*** Dataset records ***
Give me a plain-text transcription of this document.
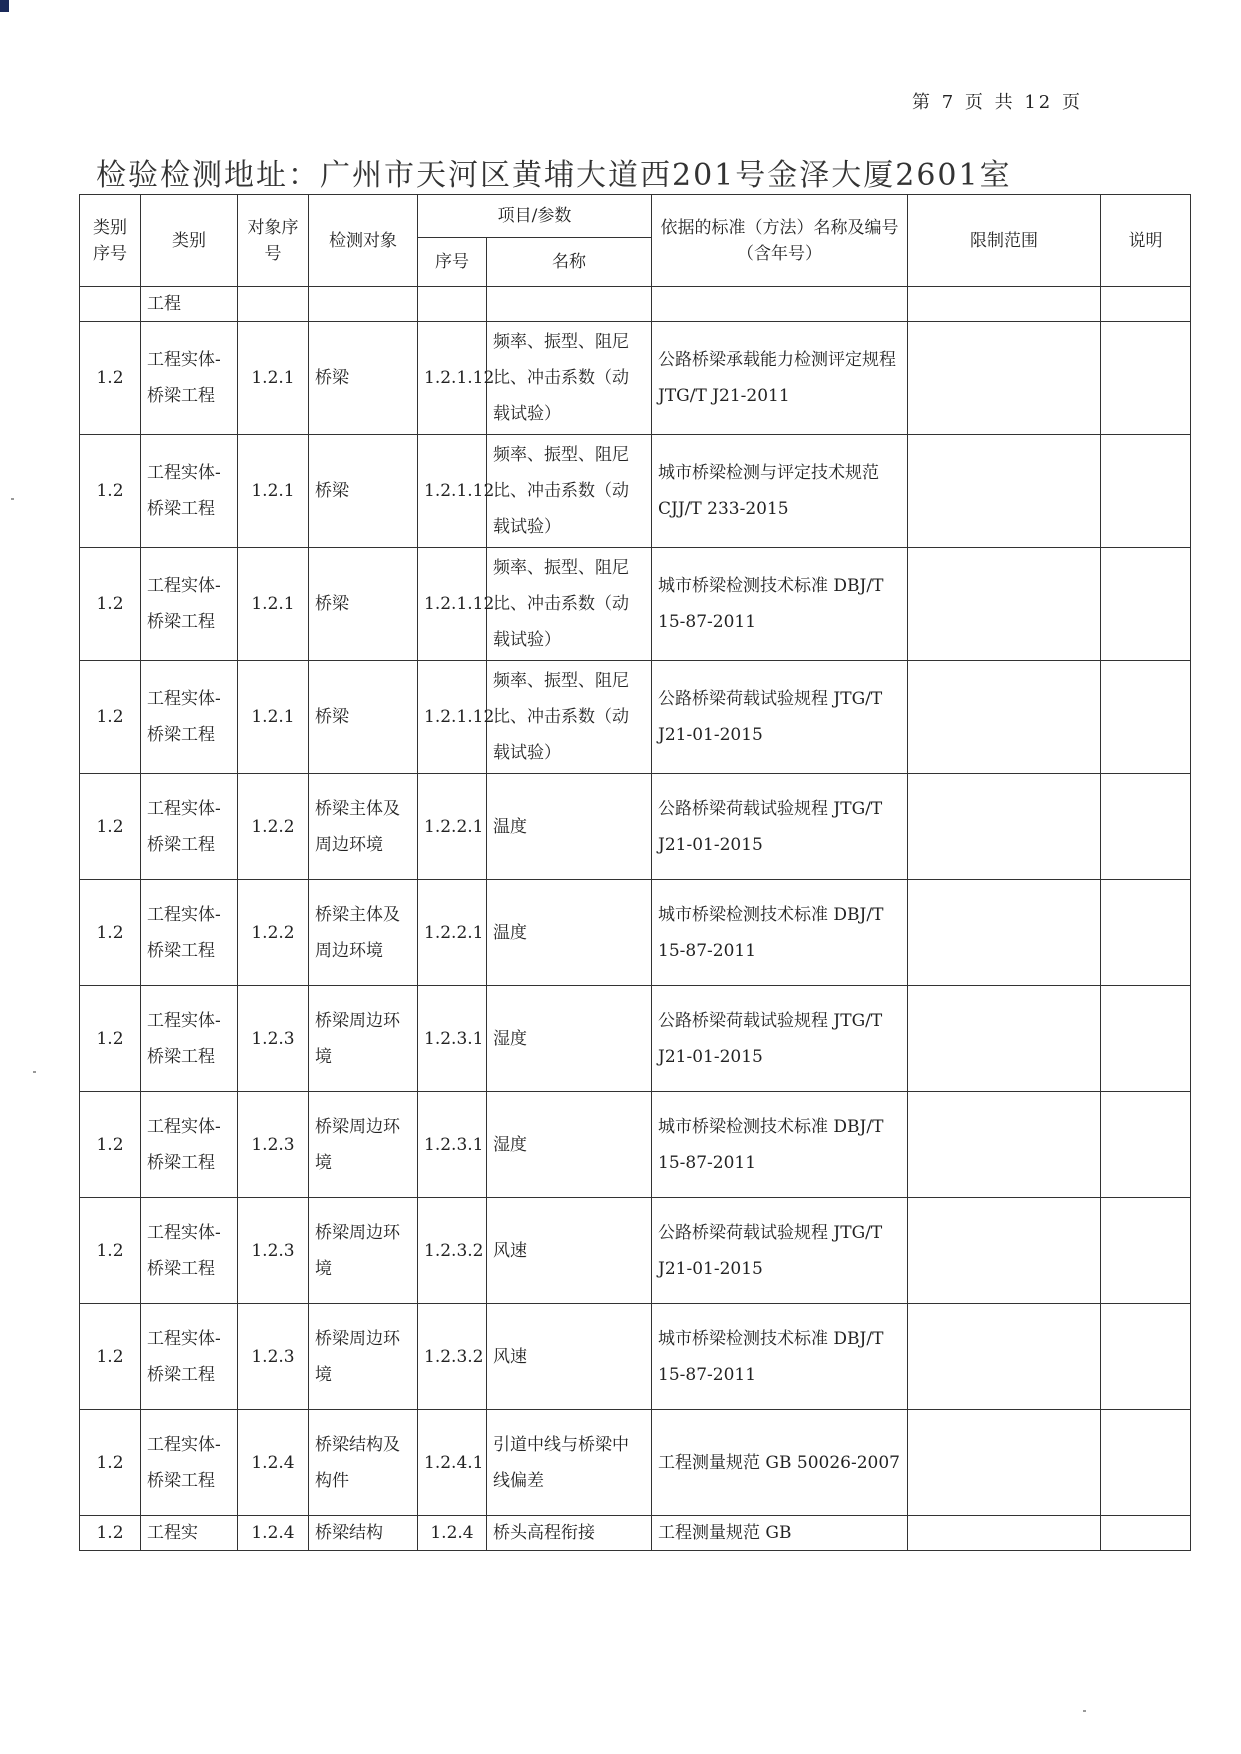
第 7 页 共 12 页
检验检测地址：广州市天河区黄埔大道西201号金泽大厦2601室
类别序号	类别	对象序号	检测对象	项目/参数		依据的标准（方法）名称及编号（含年号）	限制范围	说明
				序号	名称			
	工程							
1.2	工程实体-桥梁工程	1.2.1	桥梁	1.2.1.12	频率、振型、阻尼比、冲击系数（动载试验）	公路桥梁承载能力检测评定规程 JTG/T J21-2011		
1.2	工程实体-桥梁工程	1.2.1	桥梁	1.2.1.12	频率、振型、阻尼比、冲击系数（动载试验）	城市桥梁检测与评定技术规范 CJJ/T 233-2015		
1.2	工程实体-桥梁工程	1.2.1	桥梁	1.2.1.12	频率、振型、阻尼比、冲击系数（动载试验）	城市桥梁检测技术标准 DBJ/T 15-87-2011		
1.2	工程实体-桥梁工程	1.2.1	桥梁	1.2.1.12	频率、振型、阻尼比、冲击系数（动载试验）	公路桥梁荷载试验规程 JTG/T J21-01-2015		
1.2	工程实体-桥梁工程	1.2.2	桥梁主体及周边环境	1.2.2.1	温度	公路桥梁荷载试验规程 JTG/T J21-01-2015		
1.2	工程实体-桥梁工程	1.2.2	桥梁主体及周边环境	1.2.2.1	温度	城市桥梁检测技术标准 DBJ/T 15-87-2011		
1.2	工程实体-桥梁工程	1.2.3	桥梁周边环境	1.2.3.1	湿度	公路桥梁荷载试验规程 JTG/T J21-01-2015		
1.2	工程实体-桥梁工程	1.2.3	桥梁周边环境	1.2.3.1	湿度	城市桥梁检测技术标准 DBJ/T 15-87-2011		
1.2	工程实体-桥梁工程	1.2.3	桥梁周边环境	1.2.3.2	风速	公路桥梁荷载试验规程 JTG/T J21-01-2015		
1.2	工程实体-桥梁工程	1.2.3	桥梁周边环境	1.2.3.2	风速	城市桥梁检测技术标准 DBJ/T 15-87-2011		
1.2	工程实体-桥梁工程	1.2.4	桥梁结构及构件	1.2.4.1	引道中线与桥梁中线偏差	工程测量规范 GB 50026-2007		
1.2	工程实	1.2.4	桥梁结构	1.2.4	桥头高程衔接	工程测量规范 GB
***
» What is expected
Write out the records above exactly as they stand, leaving out every picture.

» Final answer
Give me a plain-text transcription of this document.
第 7 页 共 12 页
检验检测地址：广州市天河区黄埔大道西201号金泽大厦2601室
类别序号	类别	对象序号	检测对象	项目/参数		依据的标准（方法）名称及编号（含年号）	限制范围	说明
				序号	名称			
	工程							
1.2	工程实体-桥梁工程	1.2.1	桥梁	1.2.1.12	频率、振型、阻尼比、冲击系数（动载试验）	公路桥梁承载能力检测评定规程 JTG/T J21-2011		
1.2	工程实体-桥梁工程	1.2.1	桥梁	1.2.1.12	频率、振型、阻尼比、冲击系数（动载试验）	城市桥梁检测与评定技术规范 CJJ/T 233-2015		
1.2	工程实体-桥梁工程	1.2.1	桥梁	1.2.1.12	频率、振型、阻尼比、冲击系数（动载试验）	城市桥梁检测技术标准 DBJ/T 15-87-2011		
1.2	工程实体-桥梁工程	1.2.1	桥梁	1.2.1.12	频率、振型、阻尼比、冲击系数（动载试验）	公路桥梁荷载试验规程 JTG/T J21-01-2015		
1.2	工程实体-桥梁工程	1.2.2	桥梁主体及周边环境	1.2.2.1	温度	公路桥梁荷载试验规程 JTG/T J21-01-2015		
1.2	工程实体-桥梁工程	1.2.2	桥梁主体及周边环境	1.2.2.1	温度	城市桥梁检测技术标准 DBJ/T 15-87-2011		
1.2	工程实体-桥梁工程	1.2.3	桥梁周边环境	1.2.3.1	湿度	公路桥梁荷载试验规程 JTG/T J21-01-2015		
1.2	工程实体-桥梁工程	1.2.3	桥梁周边环境	1.2.3.1	湿度	城市桥梁检测技术标准 DBJ/T 15-87-2011		
1.2	工程实体-桥梁工程	1.2.3	桥梁周边环境	1.2.3.2	风速	公路桥梁荷载试验规程 JTG/T J21-01-2015		
1.2	工程实体-桥梁工程	1.2.3	桥梁周边环境	1.2.3.2	风速	城市桥梁检测技术标准 DBJ/T 15-87-2011		
1.2	工程实体-桥梁工程	1.2.4	桥梁结构及构件	1.2.4.1	引道中线与桥梁中线偏差	工程测量规范 GB 50026-2007		
1.2	工程实	1.2.4	桥梁结构	1.2.4	桥头高程衔接	工程测量规范 GB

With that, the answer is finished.